Start of THE RECORDS
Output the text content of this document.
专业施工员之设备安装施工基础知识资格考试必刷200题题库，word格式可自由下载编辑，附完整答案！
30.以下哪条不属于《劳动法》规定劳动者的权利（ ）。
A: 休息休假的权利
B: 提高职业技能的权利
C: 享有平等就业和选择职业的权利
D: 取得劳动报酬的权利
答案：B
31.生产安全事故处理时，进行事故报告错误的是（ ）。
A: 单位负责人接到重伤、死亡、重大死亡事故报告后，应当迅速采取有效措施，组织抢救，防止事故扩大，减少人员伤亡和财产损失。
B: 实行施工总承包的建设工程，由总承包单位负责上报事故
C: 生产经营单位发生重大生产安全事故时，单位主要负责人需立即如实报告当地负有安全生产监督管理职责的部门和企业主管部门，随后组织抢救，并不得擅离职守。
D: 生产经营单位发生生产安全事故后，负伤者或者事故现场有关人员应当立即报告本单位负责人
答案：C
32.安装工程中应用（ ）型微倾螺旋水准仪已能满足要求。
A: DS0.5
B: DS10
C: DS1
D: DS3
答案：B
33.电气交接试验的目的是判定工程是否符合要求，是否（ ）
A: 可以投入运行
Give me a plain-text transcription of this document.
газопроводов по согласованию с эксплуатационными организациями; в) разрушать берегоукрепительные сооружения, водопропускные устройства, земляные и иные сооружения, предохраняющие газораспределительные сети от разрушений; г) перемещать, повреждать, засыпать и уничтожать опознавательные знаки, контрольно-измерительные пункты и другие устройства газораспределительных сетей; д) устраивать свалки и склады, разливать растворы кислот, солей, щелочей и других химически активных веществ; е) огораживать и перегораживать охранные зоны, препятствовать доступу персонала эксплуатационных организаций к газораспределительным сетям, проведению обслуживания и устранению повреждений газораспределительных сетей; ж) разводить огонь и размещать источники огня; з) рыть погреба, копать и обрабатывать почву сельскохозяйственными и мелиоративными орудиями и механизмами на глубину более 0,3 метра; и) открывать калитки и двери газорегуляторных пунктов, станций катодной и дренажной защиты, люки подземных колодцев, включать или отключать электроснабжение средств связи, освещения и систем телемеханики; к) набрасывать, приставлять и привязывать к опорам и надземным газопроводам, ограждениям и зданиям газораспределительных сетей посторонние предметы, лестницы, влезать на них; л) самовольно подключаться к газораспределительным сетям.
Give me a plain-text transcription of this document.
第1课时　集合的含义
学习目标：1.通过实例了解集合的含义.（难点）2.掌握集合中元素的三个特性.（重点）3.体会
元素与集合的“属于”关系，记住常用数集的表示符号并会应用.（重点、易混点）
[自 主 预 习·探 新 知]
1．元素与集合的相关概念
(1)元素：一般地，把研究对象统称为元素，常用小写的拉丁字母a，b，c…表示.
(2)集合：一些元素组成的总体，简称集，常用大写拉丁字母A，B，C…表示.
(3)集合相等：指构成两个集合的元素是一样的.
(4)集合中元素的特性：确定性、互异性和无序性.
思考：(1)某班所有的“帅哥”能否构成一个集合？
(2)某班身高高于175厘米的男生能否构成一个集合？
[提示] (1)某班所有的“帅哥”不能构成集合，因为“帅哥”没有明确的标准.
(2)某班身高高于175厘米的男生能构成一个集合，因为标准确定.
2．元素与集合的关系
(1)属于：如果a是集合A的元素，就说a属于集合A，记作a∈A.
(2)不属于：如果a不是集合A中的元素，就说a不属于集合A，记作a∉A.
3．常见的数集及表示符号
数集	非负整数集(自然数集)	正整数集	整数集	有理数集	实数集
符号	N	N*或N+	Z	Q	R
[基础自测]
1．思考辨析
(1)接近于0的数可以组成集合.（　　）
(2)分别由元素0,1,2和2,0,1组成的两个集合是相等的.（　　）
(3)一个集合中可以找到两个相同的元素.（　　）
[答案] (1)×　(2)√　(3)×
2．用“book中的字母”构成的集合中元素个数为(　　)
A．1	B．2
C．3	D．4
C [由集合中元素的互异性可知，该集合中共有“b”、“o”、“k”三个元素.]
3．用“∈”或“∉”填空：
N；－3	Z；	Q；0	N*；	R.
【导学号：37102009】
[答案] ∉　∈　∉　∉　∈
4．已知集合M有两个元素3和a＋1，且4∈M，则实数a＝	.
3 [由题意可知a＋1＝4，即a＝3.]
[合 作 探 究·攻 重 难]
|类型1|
End of THE RECORDS
SHORT EXERCISE:
Print the listing above in full, exactly as it is.

ANSWER TO THE EXERCISE:
Output the text content of this document.
专业施工员之设备安装施工基础知识资格考试必刷200题题库，word格式可自由下载编辑，附完整答案！
30.以下哪条不属于《劳动法》规定劳动者的权利（ ）。
A: 休息休假的权利
B: 提高职业技能的权利
C: 享有平等就业和选择职业的权利
D: 取得劳动报酬的权利
答案：B
31.生产安全事故处理时，进行事故报告错误的是（ ）。
A: 单位负责人接到重伤、死亡、重大死亡事故报告后，应当迅速采取有效措施，组织抢救，防止事故扩大，减少人员伤亡和财产损失。
B: 实行施工总承包的建设工程，由总承包单位负责上报事故
C: 生产经营单位发生重大生产安全事故时，单位主要负责人需立即如实报告当地负有安全生产监督管理职责的部门和企业主管部门，随后组织抢救，并不得擅离职守。
D: 生产经营单位发生生产安全事故后，负伤者或者事故现场有关人员应当立即报告本单位负责人
答案：C
32.安装工程中应用（ ）型微倾螺旋水准仪已能满足要求。
A: DS0.5
B: DS10
C: DS1
D: DS3
答案：B
33.电气交接试验的目的是判定工程是否符合要求，是否（ ）
A: 可以投入运行
Give me a plain-text transcription of this document.
газопроводов по согласованию с эксплуатационными организациями; в) разрушать берегоукрепительные сооружения, водопропускные устройства, земляные и иные сооружения, предохраняющие газораспределительные сети от разрушений; г) перемещать, повреждать, засыпать и уничтожать опознавательные знаки, контрольно-измерительные пункты и другие устройства газораспределительных сетей; д) устраивать свалки и склады, разливать растворы кислот, солей, щелочей и других химически активных веществ; е) огораживать и перегораживать охранные зоны, препятствовать доступу персонала эксплуатационных организаций к газораспределительным сетям, проведению обслуживания и устранению повреждений газораспределительных сетей; ж) разводить огонь и размещать источники огня; з) рыть погреба, копать и обрабатывать почву сельскохозяйственными и мелиоративными орудиями и механизмами на глубину более 0,3 метра; и) открывать калитки и двери газорегуляторных пунктов, станций катодной и дренажной защиты, люки подземных колодцев, включать или отключать электроснабжение средств связи, освещения и систем телемеханики; к) набрасывать, приставлять и привязывать к опорам и надземным газопроводам, ограждениям и зданиям газораспределительных сетей посторонние предметы, лестницы, влезать на них; л) самовольно подключаться к газораспределительным сетям.
Give me a plain-text transcription of this document.
第1课时　集合的含义
学习目标：1.通过实例了解集合的含义.（难点）2.掌握集合中元素的三个特性.（重点）3.体会
元素与集合的“属于”关系，记住常用数集的表示符号并会应用.（重点、易混点）
[自 主 预 习·探 新 知]
1．元素与集合的相关概念
(1)元素：一般地，把研究对象统称为元素，常用小写的拉丁字母a，b，c…表示.
(2)集合：一些元素组成的总体，简称集，常用大写拉丁字母A，B，C…表示.
(3)集合相等：指构成两个集合的元素是一样的.
(4)集合中元素的特性：确定性、互异性和无序性.
思考：(1)某班所有的“帅哥”能否构成一个集合？
(2)某班身高高于175厘米的男生能否构成一个集合？
[提示] (1)某班所有的“帅哥”不能构成集合，因为“帅哥”没有明确的标准.
(2)某班身高高于175厘米的男生能构成一个集合，因为标准确定.
2．元素与集合的关系
(1)属于：如果a是集合A的元素，就说a属于集合A，记作a∈A.
(2)不属于：如果a不是集合A中的元素，就说a不属于集合A，记作a∉A.
3．常见的数集及表示符号
数集	非负整数集(自然数集)	正整数集	整数集	有理数集	实数集
符号	N	N*或N+	Z	Q	R
[基础自测]
1．思考辨析
(1)接近于0的数可以组成集合.（　　）
(2)分别由元素0,1,2和2,0,1组成的两个集合是相等的.（　　）
(3)一个集合中可以找到两个相同的元素.（　　）
[答案] (1)×　(2)√　(3)×
2．用“book中的字母”构成的集合中元素个数为(　　)
A．1	B．2
C．3	D．4
C [由集合中元素的互异性可知，该集合中共有“b”、“o”、“k”三个元素.]
3．用“∈”或“∉”填空：
N；－3	Z；	Q；0	N*；	R.
【导学号：37102009】
[答案] ∉　∈　∉　∉　∈
4．已知集合M有两个元素3和a＋1，且4∈M，则实数a＝	.
3 [由题意可知a＋1＝4，即a＝3.]
[合 作 探 究·攻 重 难]
|类型1|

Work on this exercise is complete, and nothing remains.